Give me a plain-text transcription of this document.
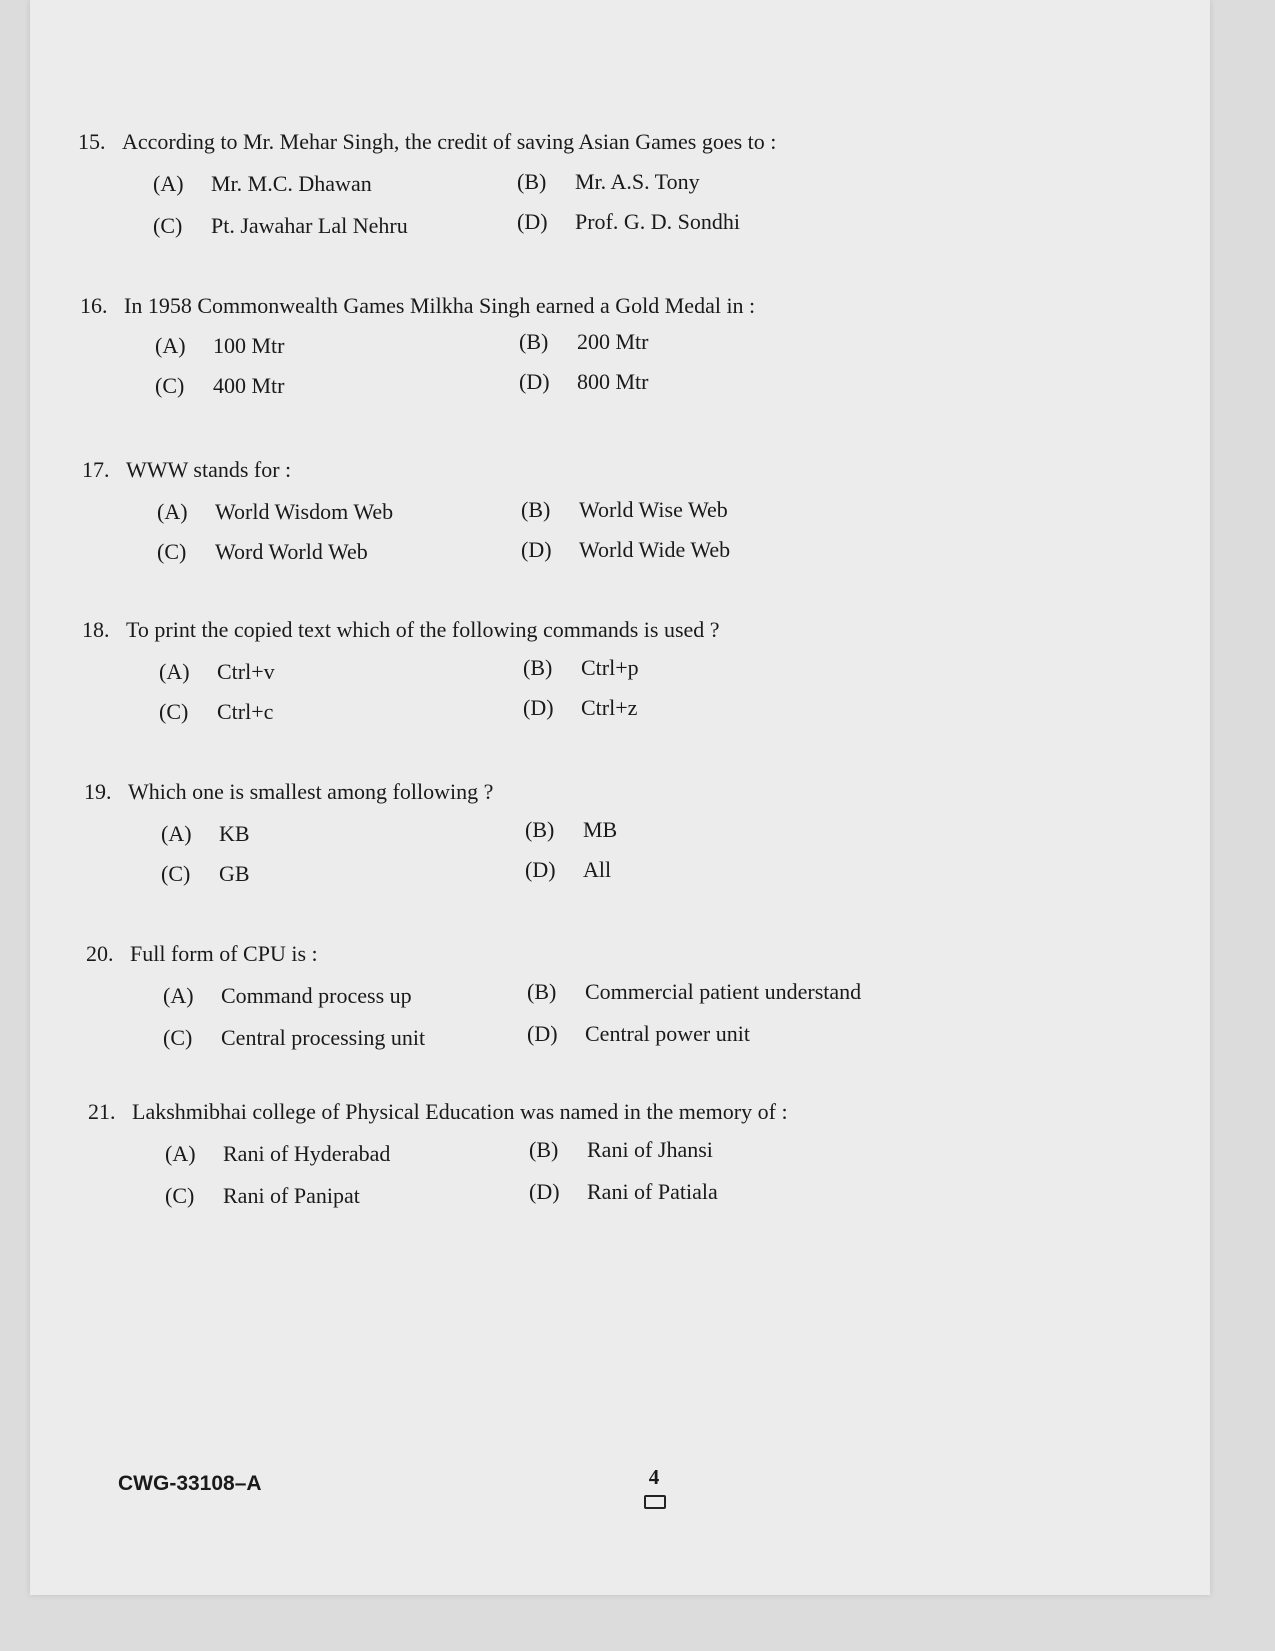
15. According to Mr. Mehar Singh, the credit of saving Asian Games goes to :
(A) Mr. M.C. Dhawan	(B) Mr. A.S. Tony
(C) Pt. Jawahar Lal Nehru	(D) Prof. G. D. Sondhi
16. In 1958 Commonwealth Games Milkha Singh earned a Gold Medal in :
(A) 100 Mtr	(B) 200 Mtr
(C) 400 Mtr	(D) 800 Mtr
17. WWW stands for :
(A) World Wisdom Web	(B) World Wise Web
(C) Word World Web	(D) World Wide Web
18. To print the copied text which of the following commands is used ?
(A) Ctrl+v	(B) Ctrl+p
(C) Ctrl+c	(D) Ctrl+z
19. Which one is smallest among following ?
(A) KB	(B) MB
(C) GB	(D) All
20. Full form of CPU is :
(A) Command process up	(B) Commercial patient understand
(C) Central processing unit	(D) Central power unit
21. Lakshmibhai college of Physical Education was named in the memory of :
(A) Rani of Hyderabad	(B) Rani of Jhansi
(C) Rani of Panipat	(D) Rani of Patiala
CWG-33108–A	4
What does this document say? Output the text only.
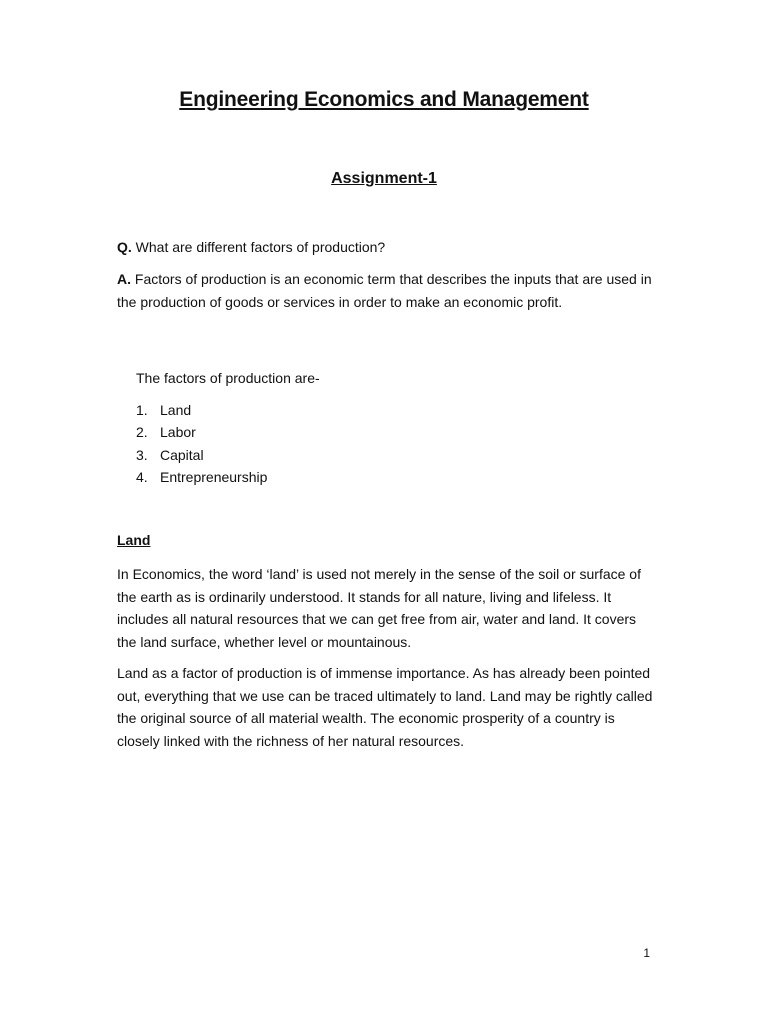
Engineering Economics and Management
Assignment-1
Q. What are different factors of production?
A. Factors of production is an economic term that describes the inputs that are used in the production of goods or services in order to make an economic profit.
The factors of production are-
1. Land
2. Labor
3. Capital
4. Entrepreneurship
Land
In Economics, the word ‘land’ is used not merely in the sense of the soil or surface of the earth as is ordinarily understood. It stands for all nature, living and lifeless. It includes all natural resources that we can get free from air, water and land. It covers the land surface, whether level or mountainous.
Land as a factor of production is of immense importance. As has already been pointed out, everything that we use can be traced ultimately to land. Land may be rightly called the original source of all material wealth. The economic prosperity of a country is closely linked with the richness of her natural resources.
1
============================================================
» PROBLEM TO WORK ON: Look through the data above. Each line containing the word "Games" needs to be copied.

» OUTPUT BELOW:
15. According to Mr. Mehar Singh, the credit of saving Asian Games goes to :
16. In 1958 Commonwealth Games Milkha Singh earned a Gold Medal in :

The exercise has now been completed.